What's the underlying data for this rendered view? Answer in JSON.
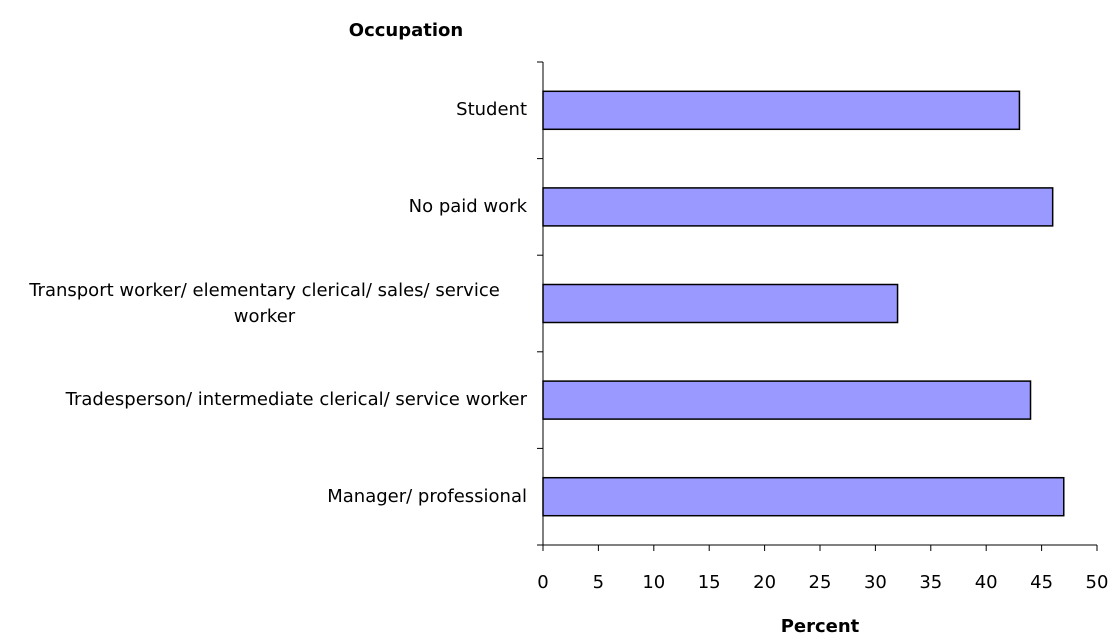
{
  "chart_data": {
    "type": "bar",
    "orientation": "horizontal",
    "title": "Occupation",
    "x_label": "Percent",
    "categories": [
      "Student",
      "No paid work",
      "Transport worker/ elementary clerical/ sales/ service worker",
      "Tradesperson/ intermediate clerical/ service worker",
      "Manager/ professional"
    ],
    "values": [
      43,
      46,
      32,
      44,
      47
    ],
    "color": "#9999ff",
    "xlim": [
      0,
      50
    ],
    "xticks": [
      0,
      5,
      10,
      15,
      20,
      25,
      30,
      35,
      40,
      45,
      50
    ],
    "grid": false
  }
}
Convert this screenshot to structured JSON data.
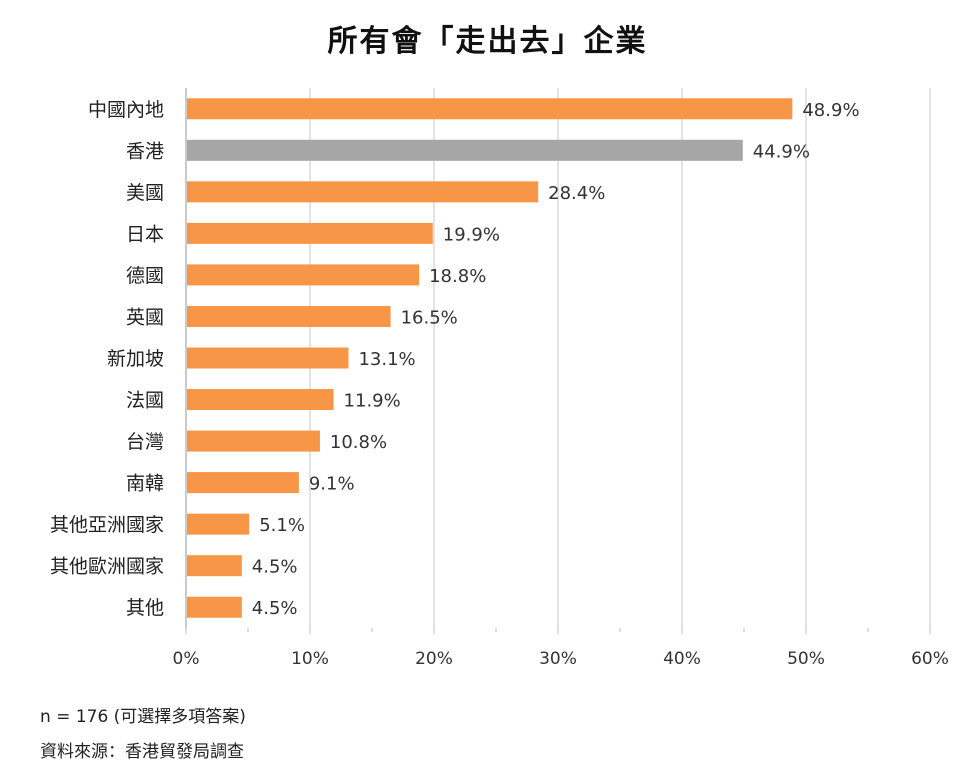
{
  "chart_data": {
    "type": "bar",
    "orientation": "horizontal",
    "title": "所有會「走出去」企業",
    "categories": [
      "中國內地",
      "香港",
      "美國",
      "日本",
      "德國",
      "英國",
      "新加坡",
      "法國",
      "台灣",
      "南韓",
      "其他亞洲國家",
      "其他歐洲國家",
      "其他"
    ],
    "values": [
      48.9,
      44.9,
      28.4,
      19.9,
      18.8,
      16.5,
      13.1,
      11.9,
      10.8,
      9.1,
      5.1,
      4.5,
      4.5
    ],
    "value_labels": [
      "48.9%",
      "44.9%",
      "28.4%",
      "19.9%",
      "18.8%",
      "16.5%",
      "13.1%",
      "11.9%",
      "10.8%",
      "9.1%",
      "5.1%",
      "4.5%",
      "4.5%"
    ],
    "highlight_category": "香港",
    "xlim": [
      0,
      60
    ],
    "x_ticks": [
      "0%",
      "10%",
      "20%",
      "30%",
      "40%",
      "50%",
      "60%"
    ],
    "grid": true,
    "colors": {
      "bar": "#F79646",
      "highlight": "#A6A6A6",
      "grid": "#D9D9D9",
      "axis": "#BFBFBF"
    }
  },
  "footnotes": {
    "sample": "n = 176 (可選擇多項答案)",
    "source": "資料來源：香港貿發局調查"
  }
}
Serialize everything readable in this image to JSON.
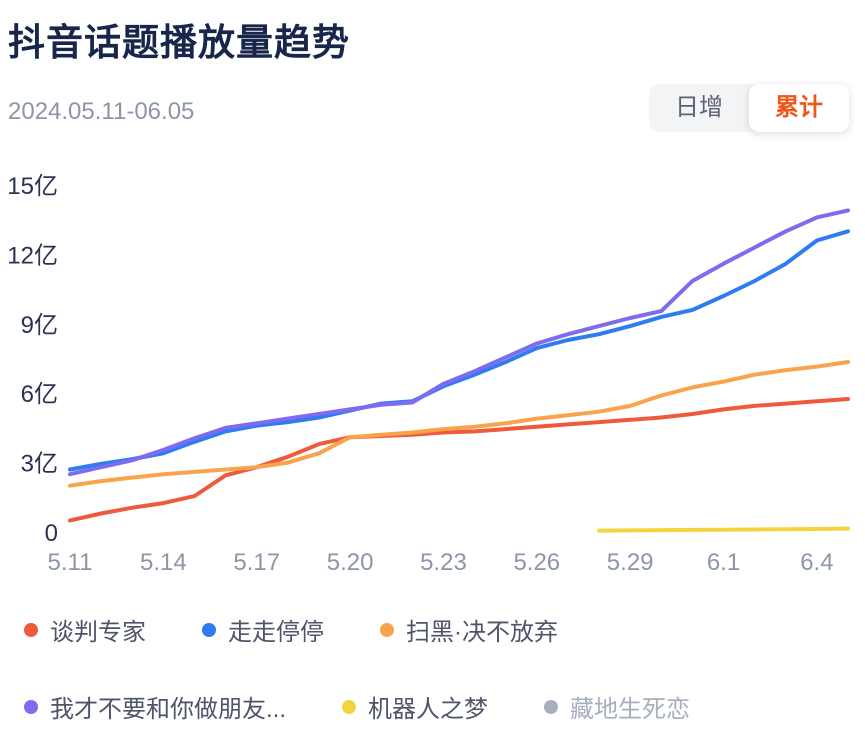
{
  "header": {
    "title": "抖音话题播放量趋势",
    "date_range": "2024.05.11-06.05"
  },
  "toggle": {
    "options": [
      {
        "label": "日增",
        "active": false
      },
      {
        "label": "累计",
        "active": true
      }
    ]
  },
  "colors": {
    "accent": "#f0551a",
    "axis_label": "#2a3450",
    "x_label": "#8d96a8",
    "disabled_legend": "#a7aebd"
  },
  "chart_data": {
    "type": "line",
    "title": "抖音话题播放量趋势",
    "unit": "亿",
    "grid": false,
    "legend_position": "bottom",
    "ylim": [
      0,
      15
    ],
    "y_ticks": [
      0,
      3,
      6,
      9,
      12,
      15
    ],
    "y_tick_labels": [
      "0",
      "3亿",
      "6亿",
      "9亿",
      "12亿",
      "15亿"
    ],
    "x": [
      "5.11",
      "5.12",
      "5.13",
      "5.14",
      "5.15",
      "5.16",
      "5.17",
      "5.18",
      "5.19",
      "5.20",
      "5.21",
      "5.22",
      "5.23",
      "5.24",
      "5.25",
      "5.26",
      "5.27",
      "5.28",
      "5.29",
      "5.30",
      "5.31",
      "6.1",
      "6.2",
      "6.3",
      "6.4",
      "6.5"
    ],
    "x_tick_labels": [
      "5.11",
      "5.14",
      "5.17",
      "5.20",
      "5.23",
      "5.26",
      "5.29",
      "6.1",
      "6.4"
    ],
    "series": [
      {
        "name": "谈判专家",
        "color": "#ee5a3c",
        "disabled": false,
        "values": [
          0.5,
          0.8,
          1.05,
          1.25,
          1.55,
          2.45,
          2.8,
          3.25,
          3.8,
          4.1,
          4.15,
          4.2,
          4.3,
          4.35,
          4.45,
          4.55,
          4.65,
          4.75,
          4.85,
          4.95,
          5.1,
          5.3,
          5.45,
          5.55,
          5.65,
          5.75
        ]
      },
      {
        "name": "走走停停",
        "color": "#2e7cf2",
        "disabled": false,
        "values": [
          2.7,
          2.95,
          3.15,
          3.4,
          3.9,
          4.35,
          4.6,
          4.75,
          4.95,
          5.25,
          5.55,
          5.65,
          6.3,
          6.8,
          7.35,
          7.95,
          8.3,
          8.55,
          8.9,
          9.3,
          9.6,
          10.2,
          10.85,
          11.6,
          12.6,
          13.0
        ]
      },
      {
        "name": "扫黑·决不放弃",
        "color": "#f8a44c",
        "disabled": false,
        "values": [
          2.0,
          2.2,
          2.35,
          2.5,
          2.6,
          2.7,
          2.8,
          3.0,
          3.4,
          4.1,
          4.2,
          4.3,
          4.45,
          4.55,
          4.7,
          4.9,
          5.05,
          5.2,
          5.45,
          5.9,
          6.25,
          6.5,
          6.8,
          7.0,
          7.15,
          7.35
        ]
      },
      {
        "name": "我才不要和你做朋友...",
        "color": "#7e6bf0",
        "disabled": false,
        "values": [
          2.5,
          2.8,
          3.1,
          3.55,
          4.05,
          4.5,
          4.7,
          4.9,
          5.1,
          5.3,
          5.5,
          5.6,
          6.4,
          6.95,
          7.55,
          8.15,
          8.55,
          8.9,
          9.25,
          9.55,
          10.85,
          11.6,
          12.3,
          13.0,
          13.6,
          13.9
        ]
      },
      {
        "name": "机器人之梦",
        "color": "#f2d53e",
        "disabled": false,
        "values": [
          null,
          null,
          null,
          null,
          null,
          null,
          null,
          null,
          null,
          null,
          null,
          null,
          null,
          null,
          null,
          null,
          null,
          0.06,
          0.07,
          0.08,
          0.09,
          0.1,
          0.11,
          0.12,
          0.13,
          0.15
        ]
      },
      {
        "name": "藏地生死恋",
        "color": "#a9b1c3",
        "disabled": true,
        "values": []
      }
    ]
  }
}
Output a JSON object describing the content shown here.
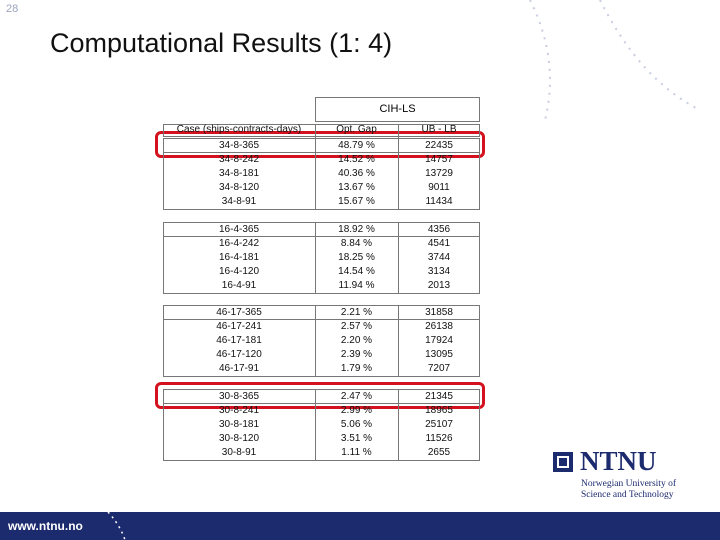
────────
THE TASK: Copy out each line of the data where the string "this" appears.

TASK OUTPUT:
What's the underlying data for this rendered view? Answer in JSON.
Convert this screenshot to structured JSON data.
Serialize everything readable in this image to JSON.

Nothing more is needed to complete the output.